WORK TO COMPLETE: Return the listing below exactly, with the pictures dropped.

Dataset items
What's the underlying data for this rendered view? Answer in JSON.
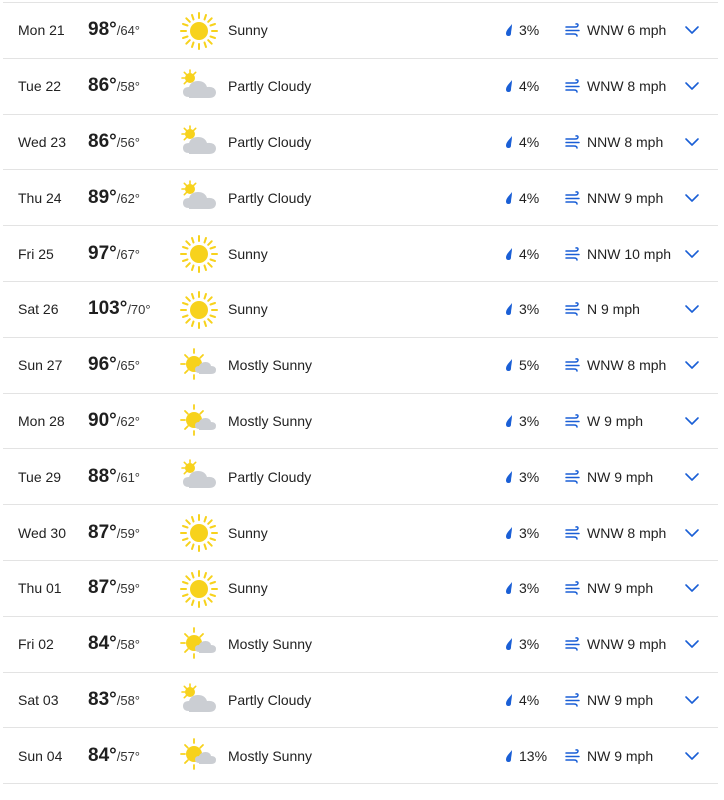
{
  "colors": {
    "accent": "#1a5fd6",
    "sun": "#f7d21c",
    "cloud": "#c9cdd2",
    "divider": "#e3e3e3"
  },
  "days": [
    {
      "day": "Mon 21",
      "hi": "98°",
      "lo": "/64°",
      "icon": "sunny",
      "condition": "Sunny",
      "precip": "3%",
      "wind": "WNW 6 mph"
    },
    {
      "day": "Tue 22",
      "hi": "86°",
      "lo": "/58°",
      "icon": "partly-cloudy",
      "condition": "Partly Cloudy",
      "precip": "4%",
      "wind": "WNW 8 mph"
    },
    {
      "day": "Wed 23",
      "hi": "86°",
      "lo": "/56°",
      "icon": "partly-cloudy",
      "condition": "Partly Cloudy",
      "precip": "4%",
      "wind": "NNW 8 mph"
    },
    {
      "day": "Thu 24",
      "hi": "89°",
      "lo": "/62°",
      "icon": "partly-cloudy",
      "condition": "Partly Cloudy",
      "precip": "4%",
      "wind": "NNW 9 mph"
    },
    {
      "day": "Fri 25",
      "hi": "97°",
      "lo": "/67°",
      "icon": "sunny",
      "condition": "Sunny",
      "precip": "4%",
      "wind": "NNW 10 mph"
    },
    {
      "day": "Sat 26",
      "hi": "103°",
      "lo": "/70°",
      "icon": "sunny",
      "condition": "Sunny",
      "precip": "3%",
      "wind": "N 9 mph"
    },
    {
      "day": "Sun 27",
      "hi": "96°",
      "lo": "/65°",
      "icon": "mostly-sunny",
      "condition": "Mostly Sunny",
      "precip": "5%",
      "wind": "WNW 8 mph"
    },
    {
      "day": "Mon 28",
      "hi": "90°",
      "lo": "/62°",
      "icon": "mostly-sunny",
      "condition": "Mostly Sunny",
      "precip": "3%",
      "wind": "W 9 mph"
    },
    {
      "day": "Tue 29",
      "hi": "88°",
      "lo": "/61°",
      "icon": "partly-cloudy",
      "condition": "Partly Cloudy",
      "precip": "3%",
      "wind": "NW 9 mph"
    },
    {
      "day": "Wed 30",
      "hi": "87°",
      "lo": "/59°",
      "icon": "sunny",
      "condition": "Sunny",
      "precip": "3%",
      "wind": "WNW 8 mph"
    },
    {
      "day": "Thu 01",
      "hi": "87°",
      "lo": "/59°",
      "icon": "sunny",
      "condition": "Sunny",
      "precip": "3%",
      "wind": "NW 9 mph"
    },
    {
      "day": "Fri 02",
      "hi": "84°",
      "lo": "/58°",
      "icon": "mostly-sunny",
      "condition": "Mostly Sunny",
      "precip": "3%",
      "wind": "WNW 9 mph"
    },
    {
      "day": "Sat 03",
      "hi": "83°",
      "lo": "/58°",
      "icon": "partly-cloudy",
      "condition": "Partly Cloudy",
      "precip": "4%",
      "wind": "NW 9 mph"
    },
    {
      "day": "Sun 04",
      "hi": "84°",
      "lo": "/57°",
      "icon": "mostly-sunny",
      "condition": "Mostly Sunny",
      "precip": "13%",
      "wind": "NW 9 mph"
    }
  ]
}
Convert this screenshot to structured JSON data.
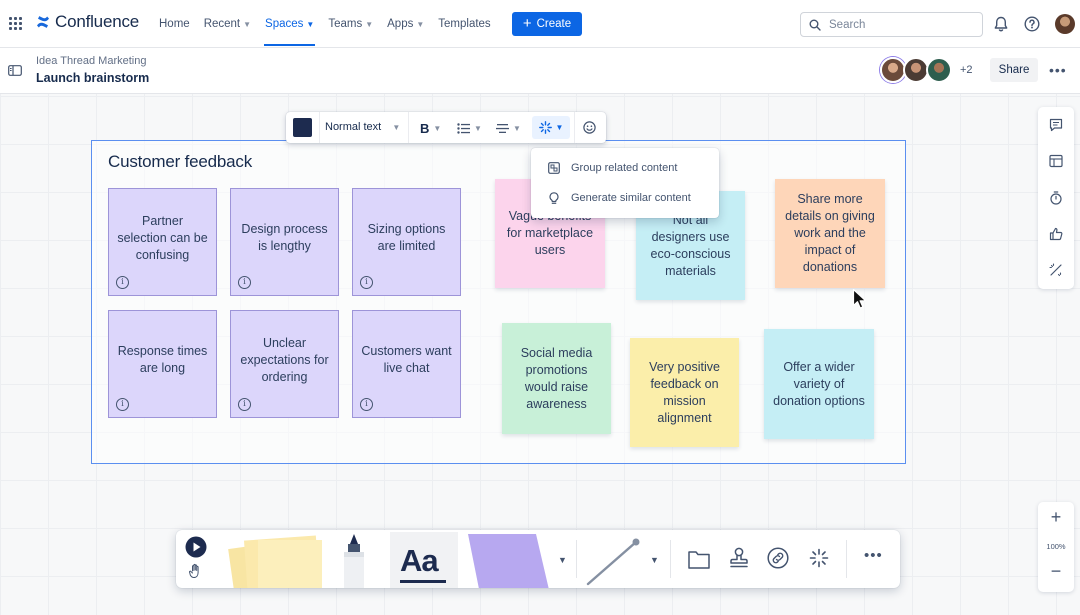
{
  "app": {
    "name": "Confluence"
  },
  "nav": {
    "items": [
      {
        "label": "Home",
        "has_caret": false,
        "active": false
      },
      {
        "label": "Recent",
        "has_caret": true,
        "active": false
      },
      {
        "label": "Spaces",
        "has_caret": true,
        "active": true
      },
      {
        "label": "Teams",
        "has_caret": true,
        "active": false
      },
      {
        "label": "Apps",
        "has_caret": true,
        "active": false
      },
      {
        "label": "Templates",
        "has_caret": false,
        "active": false
      }
    ],
    "create_label": "Create",
    "search_placeholder": "Search"
  },
  "page": {
    "breadcrumb": "Idea Thread Marketing",
    "title": "Launch brainstorm",
    "extra_collaborators": "+2",
    "share_label": "Share"
  },
  "text_toolbar": {
    "color": "#1d2b4f",
    "style_label": "Normal text",
    "bold_label": "B"
  },
  "ai_menu": {
    "items": [
      {
        "label": "Group related content",
        "icon": "group-content-icon"
      },
      {
        "label": "Generate similar content",
        "icon": "lightbulb-icon"
      }
    ]
  },
  "frame": {
    "title": "Customer feedback",
    "stickies_grouped": [
      {
        "text": "Partner selection can be confusing",
        "color": "purple"
      },
      {
        "text": "Design process is lengthy",
        "color": "purple"
      },
      {
        "text": "Sizing options are limited",
        "color": "purple"
      },
      {
        "text": "Response times are long",
        "color": "purple"
      },
      {
        "text": "Unclear expectations for ordering",
        "color": "purple"
      },
      {
        "text": "Customers want live chat",
        "color": "purple"
      }
    ],
    "stickies_loose": [
      {
        "text": "Vague benefits for marketplace users",
        "color": "pink"
      },
      {
        "text": "Not all designers use eco-conscious materials",
        "color": "cyan"
      },
      {
        "text": "Share more details on giving work and the impact of donations",
        "color": "orange"
      },
      {
        "text": "Social media promotions would raise awareness",
        "color": "green"
      },
      {
        "text": "Very positive feedback on mission alignment",
        "color": "yellow"
      },
      {
        "text": "Offer a wider variety of donation options",
        "color": "cyan"
      }
    ]
  },
  "zoom": {
    "level": "100%"
  },
  "bottom_toolbar": {
    "text_tool_label": "Aa"
  },
  "colors": {
    "accent": "#0c66e4",
    "frame_border": "#5b8ff0",
    "purple": "#dcd6fb",
    "pink": "#fcd4ec",
    "cyan": "#c5eef5",
    "orange": "#fed6b9",
    "green": "#c8f0d8",
    "yellow": "#fbeeaa"
  }
}
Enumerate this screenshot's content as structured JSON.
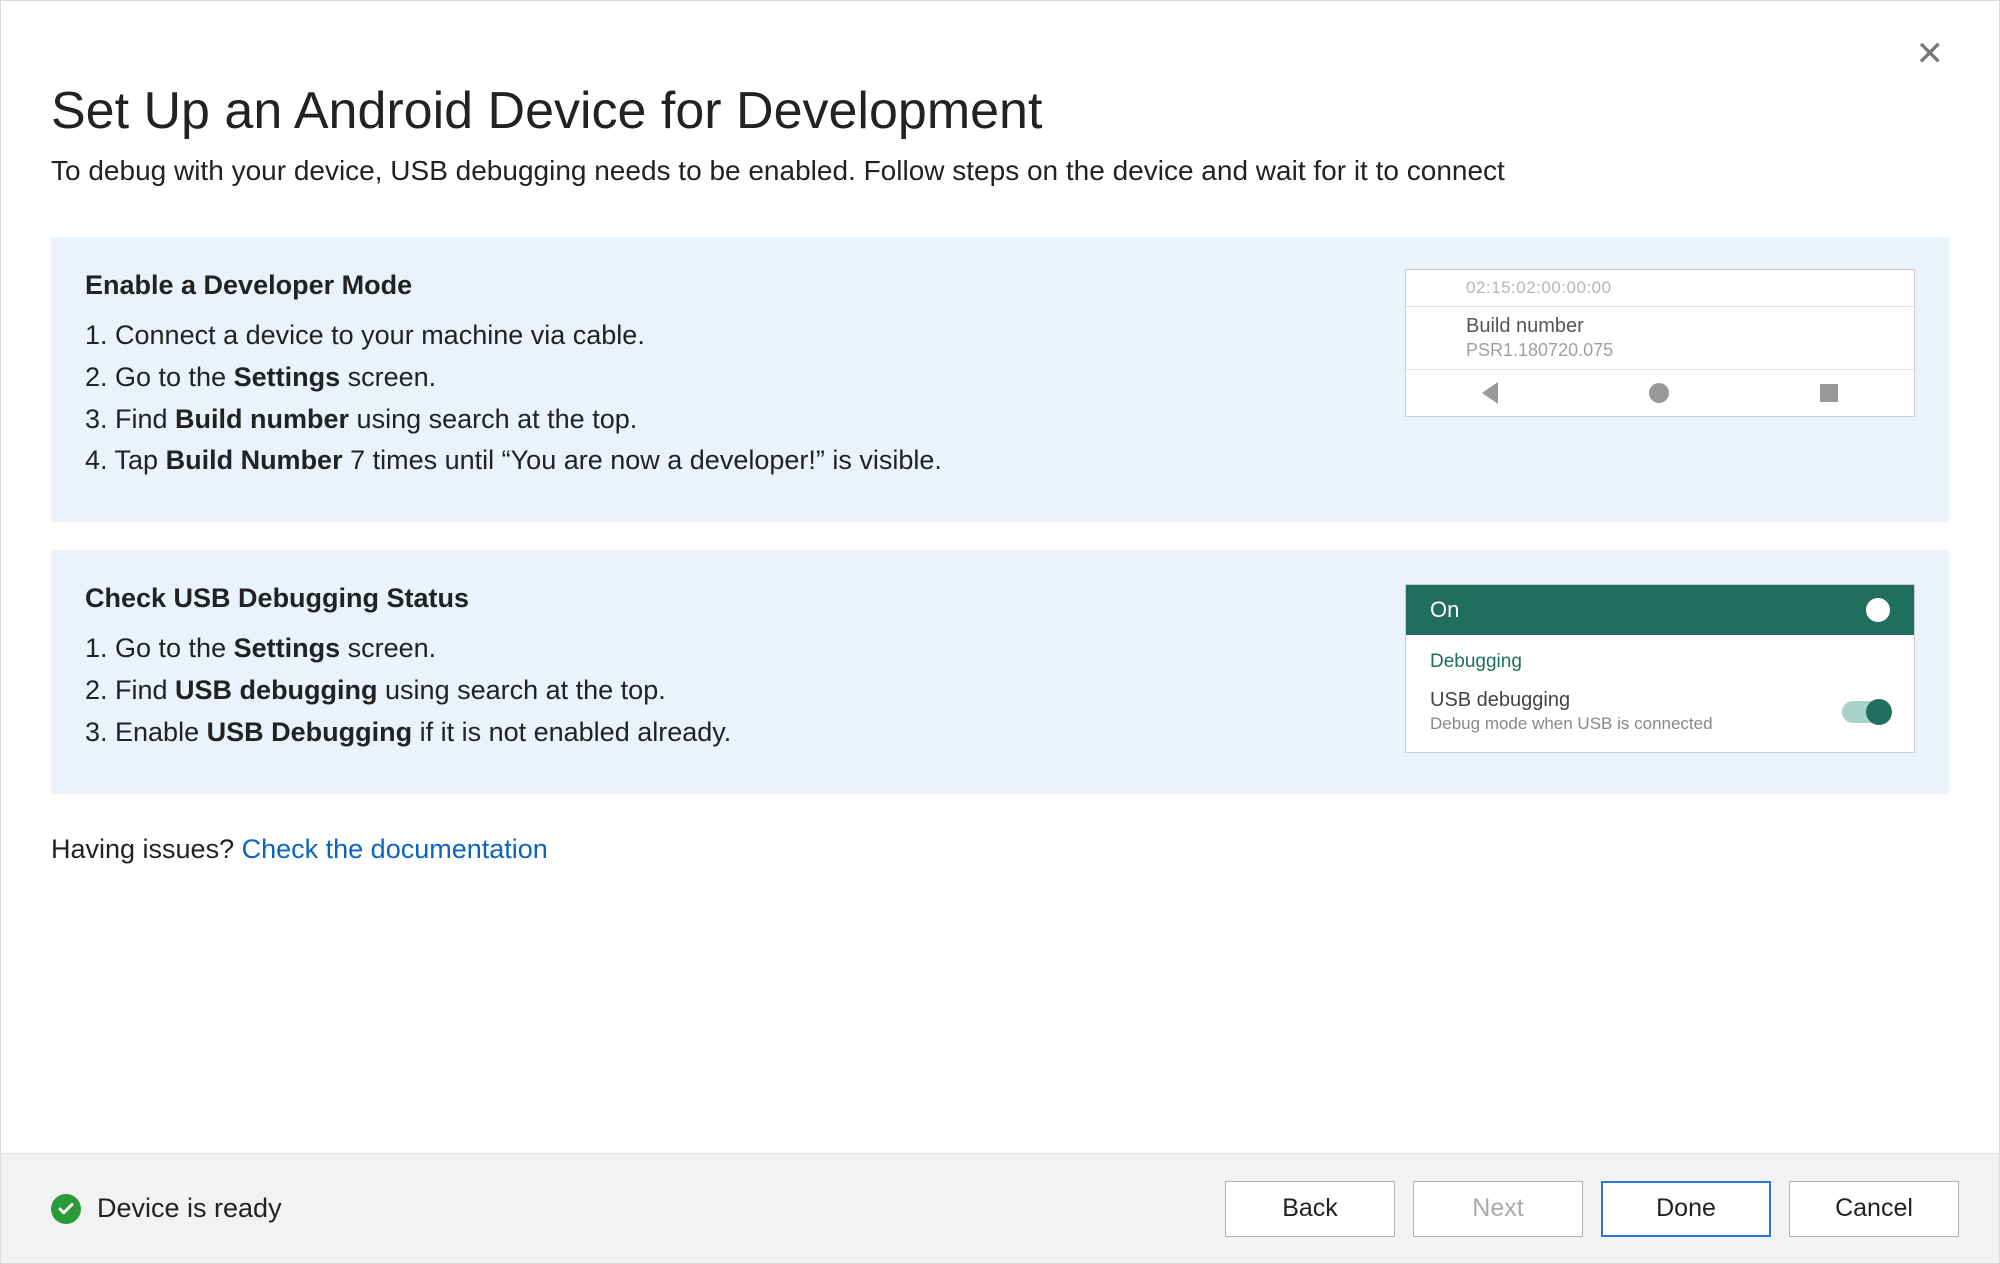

WRITTEN RESPONSE:
What's the underlying data for this rendered view? Answer in JSON.
{
  "colors": {
    "accent": "#1a5fd6",
    "sun": "#f7d21c",
    "cloud": "#c9cdd2",
    "divider": "#e3e3e3"
  },
  "days": [
    {
      "day": "Mon 21",
      "hi": "98°",
      "lo": "/64°",
      "icon": "sunny",
      "condition": "Sunny",
      "precip": "3%",
      "wind": "WNW 6 mph"
    },
    {
      "day": "Tue 22",
      "hi": "86°",
      "lo": "/58°",
      "icon": "partly-cloudy",
      "condition": "Partly Cloudy",
      "precip": "4%",
      "wind": "WNW 8 mph"
    },
    {
      "day": "Wed 23",
      "hi": "86°",
      "lo": "/56°",
      "icon": "partly-cloudy",
      "condition": "Partly Cloudy",
      "precip": "4%",
      "wind": "NNW 8 mph"
    },
    {
      "day": "Thu 24",
      "hi": "89°",
      "lo": "/62°",
      "icon": "partly-cloudy",
      "condition": "Partly Cloudy",
      "precip": "4%",
      "wind": "NNW 9 mph"
    },
    {
      "day": "Fri 25",
      "hi": "97°",
      "lo": "/67°",
      "icon": "sunny",
      "condition": "Sunny",
      "precip": "4%",
      "wind": "NNW 10 mph"
    },
    {
      "day": "Sat 26",
      "hi": "103°",
      "lo": "/70°",
      "icon": "sunny",
      "condition": "Sunny",
      "precip": "3%",
      "wind": "N 9 mph"
    },
    {
      "day": "Sun 27",
      "hi": "96°",
      "lo": "/65°",
      "icon": "mostly-sunny",
      "condition": "Mostly Sunny",
      "precip": "5%",
      "wind": "WNW 8 mph"
    },
    {
      "day": "Mon 28",
      "hi": "90°",
      "lo": "/62°",
      "icon": "mostly-sunny",
      "condition": "Mostly Sunny",
      "precip": "3%",
      "wind": "W 9 mph"
    },
    {
      "day": "Tue 29",
      "hi": "88°",
      "lo": "/61°",
      "icon": "partly-cloudy",
      "condition": "Partly Cloudy",
      "precip": "3%",
      "wind": "NW 9 mph"
    },
    {
      "day": "Wed 30",
      "hi": "87°",
      "lo": "/59°",
      "icon": "sunny",
      "condition": "Sunny",
      "precip": "3%",
      "wind": "WNW 8 mph"
    },
    {
      "day": "Thu 01",
      "hi": "87°",
      "lo": "/59°",
      "icon": "sunny",
      "condition": "Sunny",
      "precip": "3%",
      "wind": "NW 9 mph"
    },
    {
      "day": "Fri 02",
      "hi": "84°",
      "lo": "/58°",
      "icon": "mostly-sunny",
      "condition": "Mostly Sunny",
      "precip": "3%",
      "wind": "WNW 9 mph"
    },
    {
      "day": "Sat 03",
      "hi": "83°",
      "lo": "/58°",
      "icon": "partly-cloudy",
      "condition": "Partly Cloudy",
      "precip": "4%",
      "wind": "NW 9 mph"
    },
    {
      "day": "Sun 04",
      "hi": "84°",
      "lo": "/57°",
      "icon": "mostly-sunny",
      "condition": "Mostly Sunny",
      "precip": "13%",
      "wind": "NW 9 mph"
    }
  ]
}
Convert this screenshot to structured JSON data.
{
  "app": {
    "name": "Confluence"
  },
  "nav": {
    "items": [
      {
        "label": "Home",
        "has_caret": false,
        "active": false
      },
      {
        "label": "Recent",
        "has_caret": true,
        "active": false
      },
      {
        "label": "Spaces",
        "has_caret": true,
        "active": true
      },
      {
        "label": "Teams",
        "has_caret": true,
        "active": false
      },
      {
        "label": "Apps",
        "has_caret": true,
        "active": false
      },
      {
        "label": "Templates",
        "has_caret": false,
        "active": false
      }
    ],
    "create_label": "Create",
    "search_placeholder": "Search"
  },
  "page": {
    "breadcrumb": "Idea Thread Marketing",
    "title": "Launch brainstorm",
    "extra_collaborators": "+2",
    "share_label": "Share"
  },
  "text_toolbar": {
    "color": "#1d2b4f",
    "style_label": "Normal text",
    "bold_label": "B"
  },
  "ai_menu": {
    "items": [
      {
        "label": "Group related content",
        "icon": "group-content-icon"
      },
      {
        "label": "Generate similar content",
        "icon": "lightbulb-icon"
      }
    ]
  },
  "frame": {
    "title": "Customer feedback",
    "stickies_grouped": [
      {
        "text": "Partner selection can be confusing",
        "color": "purple"
      },
      {
        "text": "Design process is lengthy",
        "color": "purple"
      },
      {
        "text": "Sizing options are limited",
        "color": "purple"
      },
      {
        "text": "Response times are long",
        "color": "purple"
      },
      {
        "text": "Unclear expectations for ordering",
        "color": "purple"
      },
      {
        "text": "Customers want live chat",
        "color": "purple"
      }
    ],
    "stickies_loose": [
      {
        "text": "Vague benefits for marketplace users",
        "color": "pink"
      },
      {
        "text": "Not all designers use eco-conscious materials",
        "color": "cyan"
      },
      {
        "text": "Share more details on giving work and the impact of donations",
        "color": "orange"
      },
      {
        "text": "Social media promotions would raise awareness",
        "color": "green"
      },
      {
        "text": "Very positive feedback on mission alignment",
        "color": "yellow"
      },
      {
        "text": "Offer a wider variety of donation options",
        "color": "cyan"
      }
    ]
  },
  "zoom": {
    "level": "100%"
  },
  "bottom_toolbar": {
    "text_tool_label": "Aa"
  },
  "colors": {
    "accent": "#0c66e4",
    "frame_border": "#5b8ff0",
    "purple": "#dcd6fb",
    "pink": "#fcd4ec",
    "cyan": "#c5eef5",
    "orange": "#fed6b9",
    "green": "#c8f0d8",
    "yellow": "#fbeeaa"
  }
}
Enumerate this screenshot's content as structured JSON.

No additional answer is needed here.